● **Brief**:
Pick every line from the data that holds the word "stavu".

● **Records from a collection**:
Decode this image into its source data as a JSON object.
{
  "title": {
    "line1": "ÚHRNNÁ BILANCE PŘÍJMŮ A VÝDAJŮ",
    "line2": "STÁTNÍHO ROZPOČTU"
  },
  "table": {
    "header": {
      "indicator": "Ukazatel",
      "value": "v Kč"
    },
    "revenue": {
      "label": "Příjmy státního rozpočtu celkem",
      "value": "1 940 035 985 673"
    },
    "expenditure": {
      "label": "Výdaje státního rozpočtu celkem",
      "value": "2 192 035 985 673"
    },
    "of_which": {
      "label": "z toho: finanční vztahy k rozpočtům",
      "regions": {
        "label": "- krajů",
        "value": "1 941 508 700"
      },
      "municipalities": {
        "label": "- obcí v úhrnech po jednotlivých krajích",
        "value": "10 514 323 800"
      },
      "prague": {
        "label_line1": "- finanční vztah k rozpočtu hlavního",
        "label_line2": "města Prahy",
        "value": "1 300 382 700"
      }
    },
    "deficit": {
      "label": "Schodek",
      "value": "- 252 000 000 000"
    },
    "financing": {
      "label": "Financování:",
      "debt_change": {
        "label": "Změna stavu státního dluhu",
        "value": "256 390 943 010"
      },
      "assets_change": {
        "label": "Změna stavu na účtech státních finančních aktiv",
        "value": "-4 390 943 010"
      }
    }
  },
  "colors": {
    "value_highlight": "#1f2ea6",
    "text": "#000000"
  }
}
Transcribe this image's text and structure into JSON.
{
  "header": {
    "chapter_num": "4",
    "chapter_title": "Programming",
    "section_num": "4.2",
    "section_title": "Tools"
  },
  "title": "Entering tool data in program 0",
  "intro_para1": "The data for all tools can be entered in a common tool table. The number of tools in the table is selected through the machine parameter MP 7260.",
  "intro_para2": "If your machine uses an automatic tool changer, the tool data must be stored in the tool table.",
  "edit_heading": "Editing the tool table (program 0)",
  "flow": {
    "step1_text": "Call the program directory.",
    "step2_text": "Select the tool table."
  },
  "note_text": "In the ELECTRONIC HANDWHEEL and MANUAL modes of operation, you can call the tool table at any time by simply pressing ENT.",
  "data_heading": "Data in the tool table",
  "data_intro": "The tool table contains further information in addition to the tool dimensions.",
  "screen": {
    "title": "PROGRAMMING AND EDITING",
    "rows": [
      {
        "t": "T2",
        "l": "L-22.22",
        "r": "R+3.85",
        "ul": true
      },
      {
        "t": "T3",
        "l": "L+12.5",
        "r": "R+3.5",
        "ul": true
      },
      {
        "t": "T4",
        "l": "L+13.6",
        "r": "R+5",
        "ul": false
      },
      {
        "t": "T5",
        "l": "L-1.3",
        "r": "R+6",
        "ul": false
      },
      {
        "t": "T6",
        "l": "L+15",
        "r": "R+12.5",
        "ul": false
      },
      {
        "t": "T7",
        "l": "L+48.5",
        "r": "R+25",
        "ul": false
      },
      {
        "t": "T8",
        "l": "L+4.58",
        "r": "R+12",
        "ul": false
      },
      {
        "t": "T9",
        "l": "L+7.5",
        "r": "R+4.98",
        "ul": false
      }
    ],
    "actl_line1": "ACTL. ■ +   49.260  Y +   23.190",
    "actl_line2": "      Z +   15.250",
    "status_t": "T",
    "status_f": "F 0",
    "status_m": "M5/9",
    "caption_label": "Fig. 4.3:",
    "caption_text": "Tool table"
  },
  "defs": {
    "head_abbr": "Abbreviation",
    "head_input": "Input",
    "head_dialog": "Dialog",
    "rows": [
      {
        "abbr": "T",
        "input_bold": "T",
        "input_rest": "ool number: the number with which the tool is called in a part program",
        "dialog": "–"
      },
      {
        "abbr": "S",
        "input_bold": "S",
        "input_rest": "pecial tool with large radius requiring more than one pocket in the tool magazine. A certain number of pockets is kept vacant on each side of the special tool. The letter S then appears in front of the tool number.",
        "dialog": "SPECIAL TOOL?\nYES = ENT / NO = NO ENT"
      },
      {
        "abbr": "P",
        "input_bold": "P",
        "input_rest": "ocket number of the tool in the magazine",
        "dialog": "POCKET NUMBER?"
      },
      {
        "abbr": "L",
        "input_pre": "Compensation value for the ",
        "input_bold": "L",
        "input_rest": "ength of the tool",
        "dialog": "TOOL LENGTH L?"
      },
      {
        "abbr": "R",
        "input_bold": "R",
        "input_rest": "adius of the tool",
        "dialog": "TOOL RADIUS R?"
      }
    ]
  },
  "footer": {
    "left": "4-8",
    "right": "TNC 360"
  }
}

● **Response to this task**:
        "label": "Změna stavu státního dluhu",
        "label": "Změna stavu na účtech státních finančních aktiv",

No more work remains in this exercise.